→ What is being asked: Provide only the number of lines in the data below that contain the string "content".

---------- Material to process ----------

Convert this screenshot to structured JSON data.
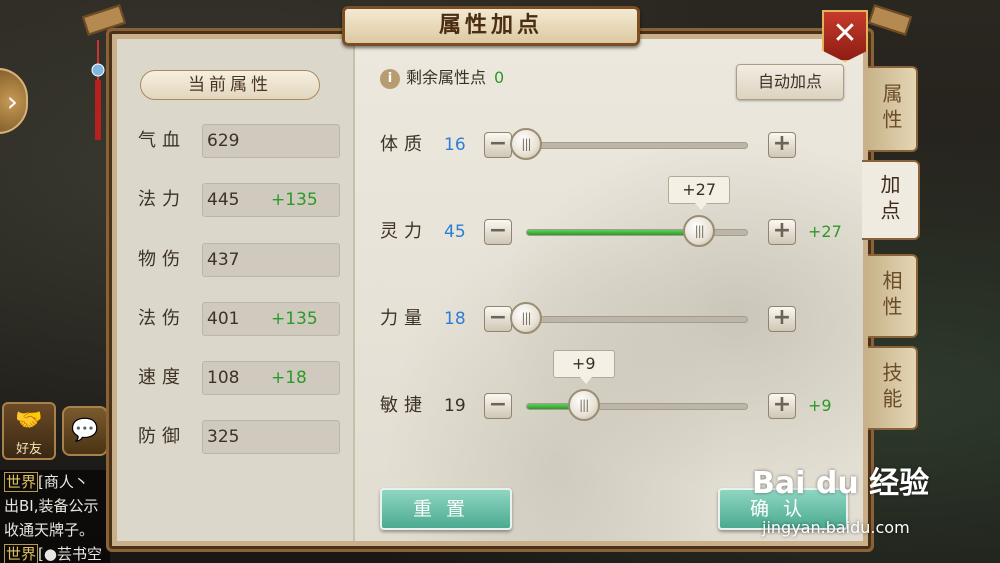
{
  "window": {
    "title": "属性加点",
    "close_label": "✕"
  },
  "left_overlay": {
    "toggle_label": "›",
    "friend_label": "好友",
    "chat_lines": [
      {
        "tag": "世界",
        "text": "[商人丶"
      },
      {
        "tag": "",
        "text": "出BI,装备公示"
      },
      {
        "tag": "",
        "text": "收通天牌子。"
      },
      {
        "tag": "世界",
        "text": "[●芸书空"
      }
    ]
  },
  "current_attributes": {
    "header": "当前属性",
    "rows": [
      {
        "label": "气血",
        "value": "629",
        "bonus": ""
      },
      {
        "label": "法力",
        "value": "445",
        "bonus": "+135"
      },
      {
        "label": "物伤",
        "value": "437",
        "bonus": ""
      },
      {
        "label": "法伤",
        "value": "401",
        "bonus": "+135"
      },
      {
        "label": "速度",
        "value": "108",
        "bonus": "+18"
      },
      {
        "label": "防御",
        "value": "325",
        "bonus": ""
      }
    ]
  },
  "allocation": {
    "remaining_label": "剩余属性点",
    "remaining_value": "0",
    "auto_button": "自动加点",
    "thumb_glyph": "|||",
    "rows": [
      {
        "label": "体质",
        "value": "16",
        "value_color": "#2a7ed6",
        "added": "",
        "fill": 0.0,
        "tip": ""
      },
      {
        "label": "灵力",
        "value": "45",
        "value_color": "#2a7ed6",
        "added": "+27",
        "fill": 0.78,
        "tip": "+27"
      },
      {
        "label": "力量",
        "value": "18",
        "value_color": "#2a7ed6",
        "added": "",
        "fill": 0.0,
        "tip": ""
      },
      {
        "label": "敏捷",
        "value": "19",
        "value_color": "#3a3024",
        "added": "+9",
        "fill": 0.26,
        "tip": "+9"
      }
    ],
    "reset_button": "重置",
    "confirm_button": "确认"
  },
  "tabs": [
    {
      "label": "属性",
      "active": false
    },
    {
      "label": "加点",
      "active": true
    },
    {
      "label": "相性",
      "active": false
    },
    {
      "label": "技能",
      "active": false
    }
  ],
  "watermark": {
    "brand": "Bai du 经验",
    "url": "jingyan.baidu.com"
  },
  "colors": {
    "green": "#2a9a2a",
    "blue": "#2a7ed6",
    "button_teal": "#4caa91",
    "close_red": "#c53a2c"
  }
}
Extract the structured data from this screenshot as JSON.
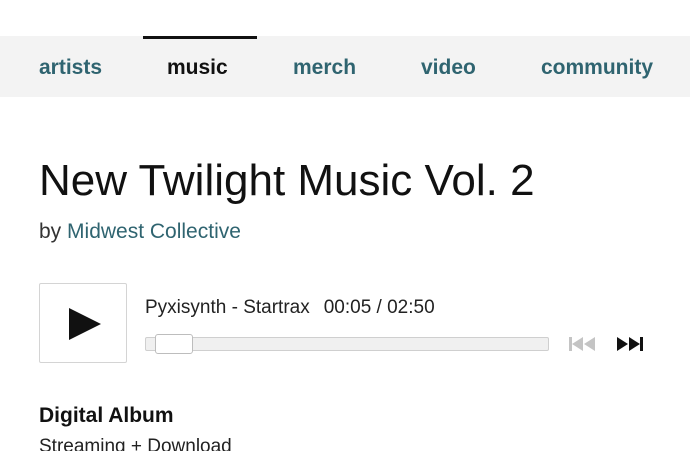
{
  "nav": {
    "tabs": [
      {
        "label": "artists",
        "active": false
      },
      {
        "label": "music",
        "active": true
      },
      {
        "label": "merch",
        "active": false
      },
      {
        "label": "video",
        "active": false
      },
      {
        "label": "community",
        "active": false
      }
    ]
  },
  "album": {
    "title": "New Twilight Music Vol. 2",
    "by_prefix": "by",
    "artist": "Midwest Collective"
  },
  "player": {
    "track": "Pyxisynth - Startrax",
    "time": "00:05 / 02:50",
    "progress_fraction": 0.03,
    "icons": {
      "play": "play-icon",
      "previous": "previous-track-icon",
      "next": "next-track-icon"
    }
  },
  "purchase": {
    "format": "Digital Album",
    "subtitle": "Streaming + Download"
  },
  "colors": {
    "link": "#2f6470",
    "nav_background": "#f3f3f3",
    "active_tab": "#111111",
    "disabled_control": "#c4c4c4"
  }
}
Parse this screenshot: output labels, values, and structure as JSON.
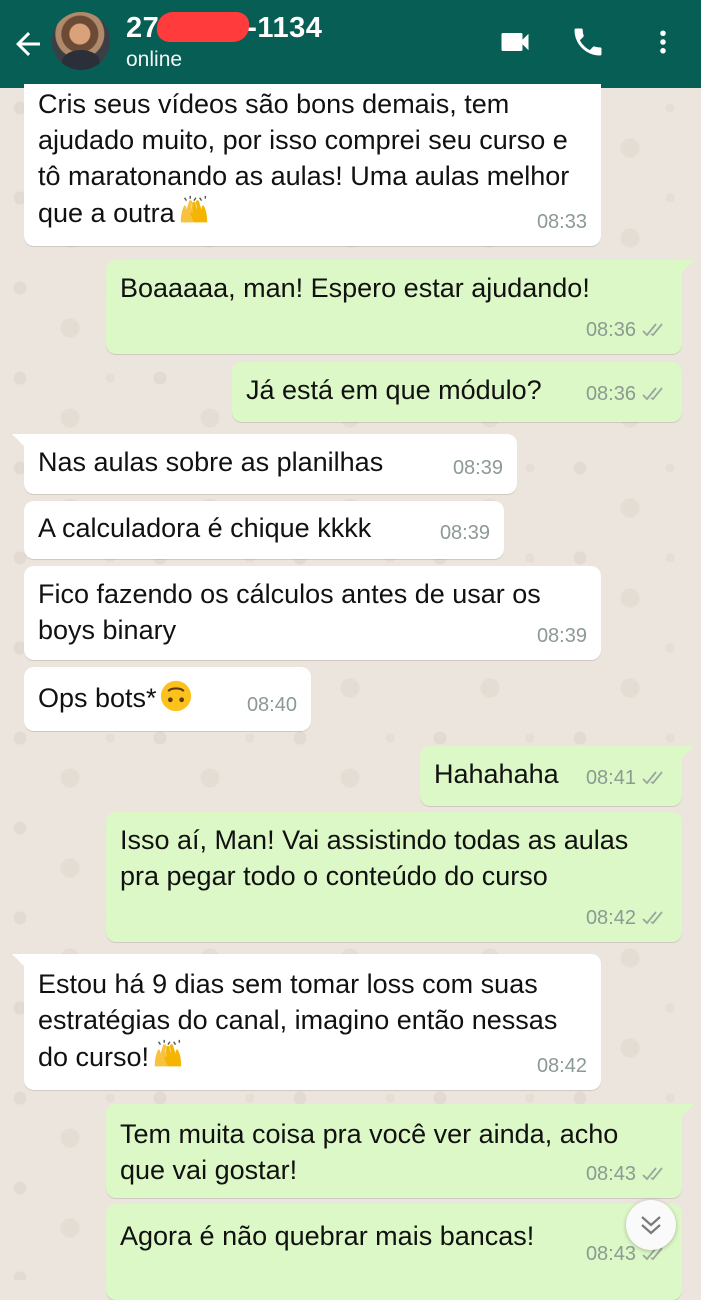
{
  "header": {
    "name_prefix": "27",
    "name_suffix": "-1134",
    "status": "online",
    "back_icon": "arrow-left-icon",
    "video_icon": "video-camera-icon",
    "phone_icon": "phone-icon",
    "menu_icon": "more-vertical-icon",
    "bar_color": "#075e54"
  },
  "colors": {
    "incoming_bubble": "#ffffff",
    "outgoing_bubble": "#dcf8c6",
    "wallpaper": "#ece5dd"
  },
  "messages": [
    {
      "direction": "in",
      "text": "Cris seus vídeos são bons demais, tem ajudado muito, por isso comprei seu curso e tô maratonando as aulas! Uma aulas melhor que a outra",
      "emoji": "raising-hands",
      "time": "08:33"
    },
    {
      "direction": "out",
      "text": "Boaaaaa, man! Espero estar ajudando!",
      "time": "08:36",
      "read": true
    },
    {
      "direction": "out",
      "text": "Já está em que módulo?",
      "time": "08:36",
      "read": true
    },
    {
      "direction": "in",
      "text": "Nas aulas sobre as planilhas",
      "time": "08:39"
    },
    {
      "direction": "in",
      "text": "A calculadora é chique kkkk",
      "time": "08:39"
    },
    {
      "direction": "in",
      "text": "Fico fazendo os cálculos antes de usar os boys binary",
      "time": "08:39"
    },
    {
      "direction": "in",
      "text": "Ops bots*",
      "emoji": "upside-down-face",
      "time": "08:40"
    },
    {
      "direction": "out",
      "text": "Hahahaha",
      "time": "08:41",
      "read": true
    },
    {
      "direction": "out",
      "text": "Isso aí, Man! Vai assistindo todas as aulas pra pegar todo o conteúdo do curso",
      "time": "08:42",
      "read": true
    },
    {
      "direction": "in",
      "text": "Estou há 9 dias sem tomar loss com suas estratégias do canal, imagino então nessas do curso!",
      "emoji": "raising-hands",
      "time": "08:42"
    },
    {
      "direction": "out",
      "text": "Tem muita coisa pra você ver ainda, acho que vai gostar!",
      "time": "08:43",
      "read": true
    },
    {
      "direction": "out",
      "text": "Agora é não quebrar mais bancas!",
      "time": "08:43",
      "read": true
    }
  ],
  "scroll_button_icon": "chevrons-down-icon"
}
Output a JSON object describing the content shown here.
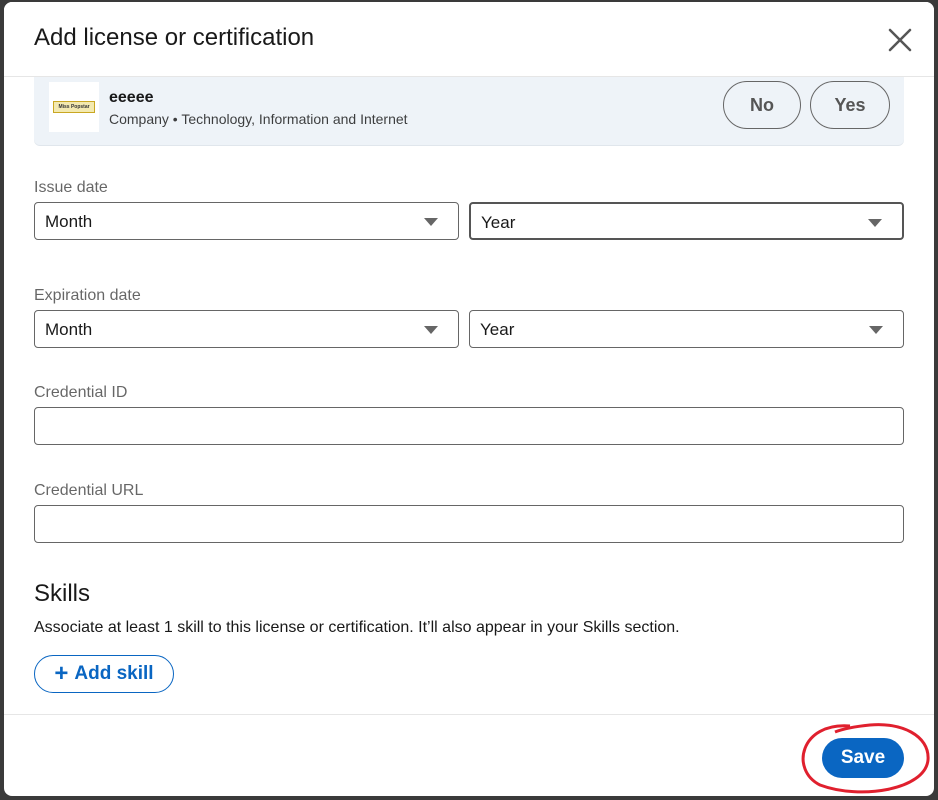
{
  "modal": {
    "title": "Add license or certification",
    "close_icon": "close-icon"
  },
  "company_card": {
    "logo_text": "Miss Popstar",
    "name": "eeeee",
    "description": "Company • Technology, Information and Internet",
    "no_label": "No",
    "yes_label": "Yes"
  },
  "issue_date": {
    "label": "Issue date",
    "month": "Month",
    "year": "Year"
  },
  "expiration_date": {
    "label": "Expiration date",
    "month": "Month",
    "year": "Year"
  },
  "credential_id": {
    "label": "Credential ID",
    "value": ""
  },
  "credential_url": {
    "label": "Credential URL",
    "value": ""
  },
  "skills": {
    "heading": "Skills",
    "description": "Associate at least 1 skill to this license or certification. It’ll also appear in your Skills section.",
    "add_skill_label": "Add skill",
    "add_icon": "plus-icon"
  },
  "footer": {
    "save_label": "Save",
    "accent_color": "#0a66c2",
    "annotation_color": "#e0202e"
  }
}
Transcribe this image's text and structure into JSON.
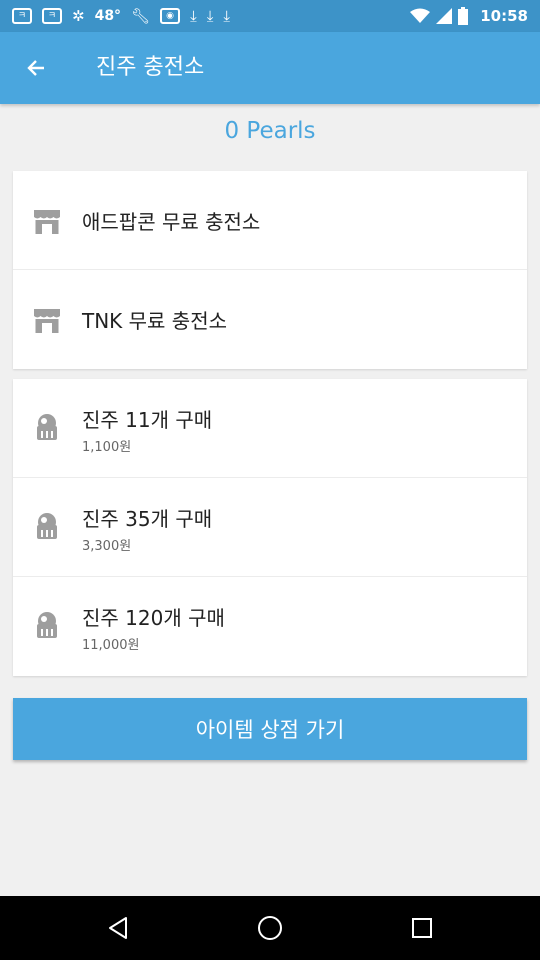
{
  "status_bar": {
    "temperature": "48°",
    "time": "10:58",
    "icons": [
      "message-icon",
      "message-icon",
      "settings-icon",
      "temperature",
      "wrench-icon",
      "gamepad-icon",
      "download-icon",
      "download-icon",
      "download-icon",
      "wifi-icon",
      "signal-icon",
      "battery-icon"
    ]
  },
  "app_bar": {
    "title": "진주 충전소",
    "back_icon": "arrow-left-icon"
  },
  "balance": {
    "text": "0 Pearls"
  },
  "free_charge": [
    {
      "label": "애드팝콘 무료 충전소",
      "icon": "store-icon"
    },
    {
      "label": "TNK 무료 충전소",
      "icon": "store-icon"
    }
  ],
  "purchases": [
    {
      "label": "진주 11개 구매",
      "price": "1,100원",
      "icon": "pearl-icon"
    },
    {
      "label": "진주 35개 구매",
      "price": "3,300원",
      "icon": "pearl-icon"
    },
    {
      "label": "진주 120개 구매",
      "price": "11,000원",
      "icon": "pearl-icon"
    }
  ],
  "shop_button": {
    "label": "아이템 상점 가기"
  },
  "colors": {
    "status_bar": "#3d93c8",
    "app_bar": "#4aa6de",
    "accent": "#4aa6de",
    "background": "#f0f0f0",
    "icon_gray": "#9e9e9e"
  }
}
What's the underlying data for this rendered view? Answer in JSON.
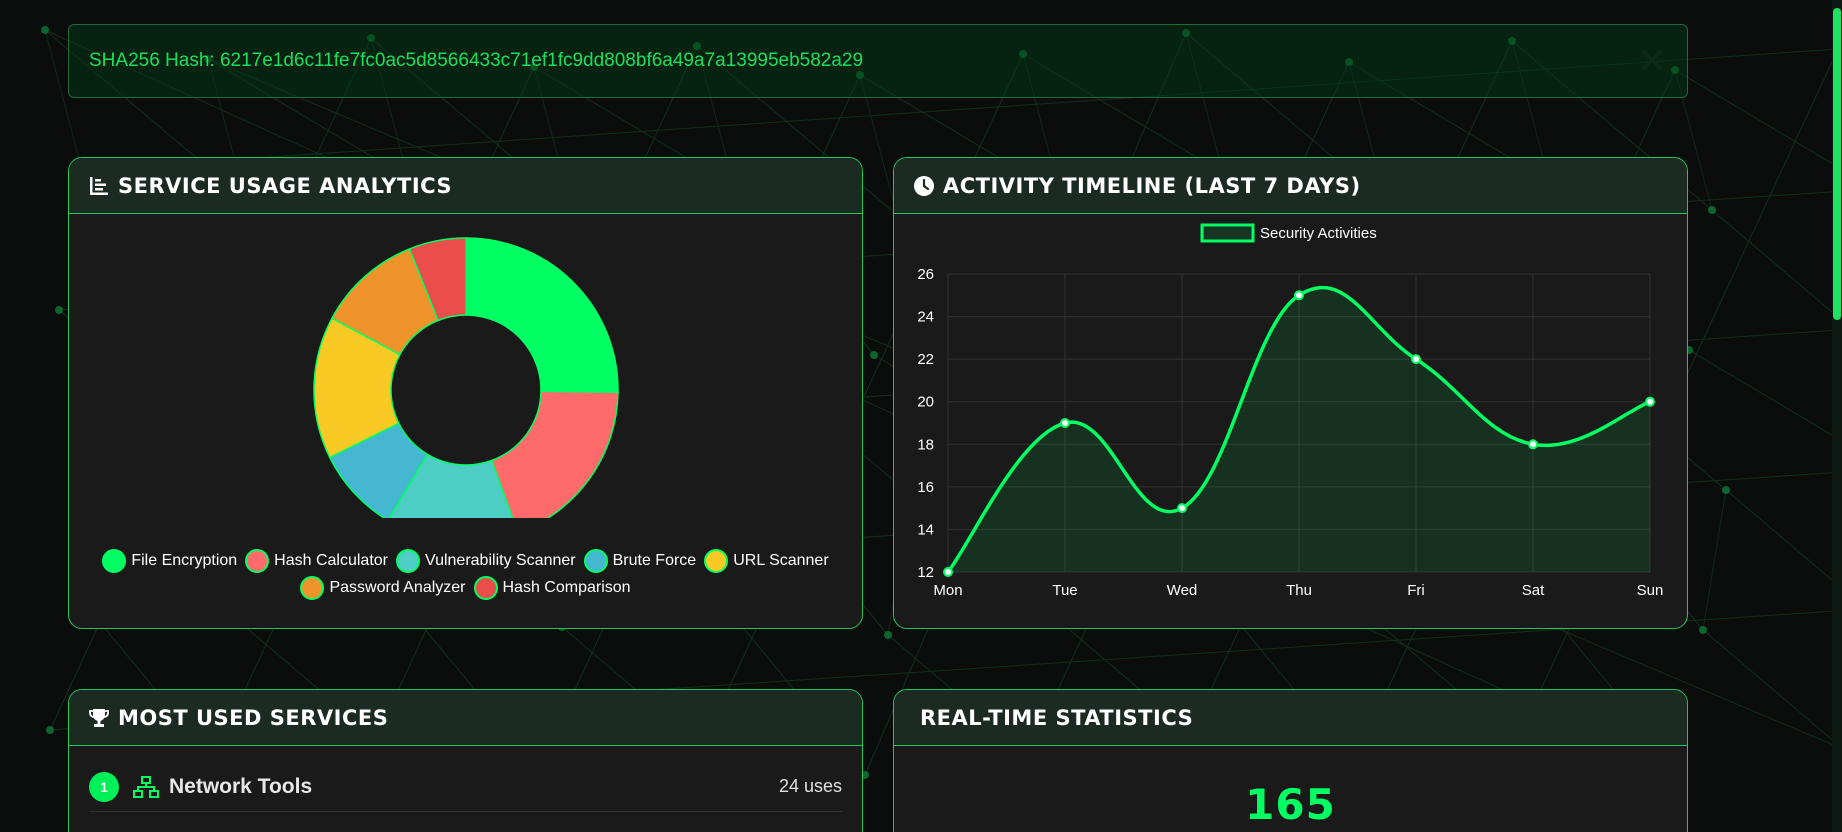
{
  "hash_alert": {
    "text": "SHA256 Hash: 6217e1d6c11fe7fc0ac5d8566433c71ef1fc9dd808bf6a49a7a13995eb582a29",
    "close_icon": "close-icon"
  },
  "usage_card": {
    "title": "Service Usage Analytics",
    "icon": "chart-bars-icon"
  },
  "timeline_card": {
    "title": "Activity Timeline (Last 7 Days)",
    "icon": "clock-icon"
  },
  "services_card": {
    "title": "Most Used Services",
    "icon": "trophy-icon",
    "items": [
      {
        "rank": "1",
        "name": "Network Tools",
        "uses": "24 uses",
        "icon": "network-icon"
      }
    ]
  },
  "stats_card": {
    "title": "Real-Time Statistics",
    "value": "165"
  },
  "colors": {
    "accent": "#00ff62",
    "card_bg": "#1a1a1a",
    "header_bg": "#1b2b21"
  },
  "chart_data": [
    {
      "type": "pie",
      "variant": "doughnut",
      "categories": [
        "File Encryption",
        "Hash Calculator",
        "Vulnerability Scanner",
        "Brute Force",
        "URL Scanner",
        "Password Analyzer",
        "Hash Comparison"
      ],
      "values": [
        25,
        19,
        14,
        9,
        15,
        11,
        6
      ],
      "colors": [
        "#00ff62",
        "#ff6b6b",
        "#4ecdc4",
        "#45b7d1",
        "#f9ca24",
        "#f0932b",
        "#eb4d4b"
      ],
      "legend": "bottom"
    },
    {
      "type": "line",
      "series": [
        {
          "name": "Security Activities",
          "values": [
            12,
            19,
            15,
            25,
            22,
            18,
            20
          ]
        }
      ],
      "categories": [
        "Mon",
        "Tue",
        "Wed",
        "Thu",
        "Fri",
        "Sat",
        "Sun"
      ],
      "ylim": [
        12,
        26
      ],
      "yticks": [
        12,
        14,
        16,
        18,
        20,
        22,
        24,
        26
      ],
      "grid": true,
      "legend": "top",
      "fill": true,
      "color": "#00ff62"
    }
  ]
}
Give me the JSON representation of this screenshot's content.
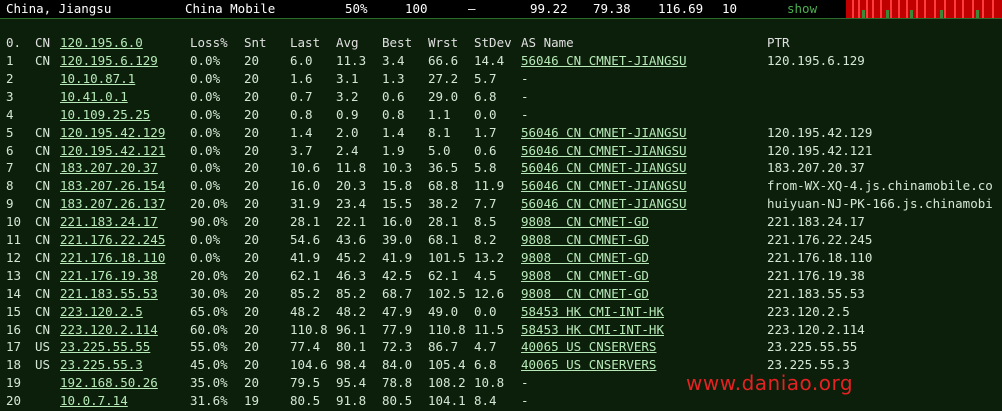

----------

→ Result: 2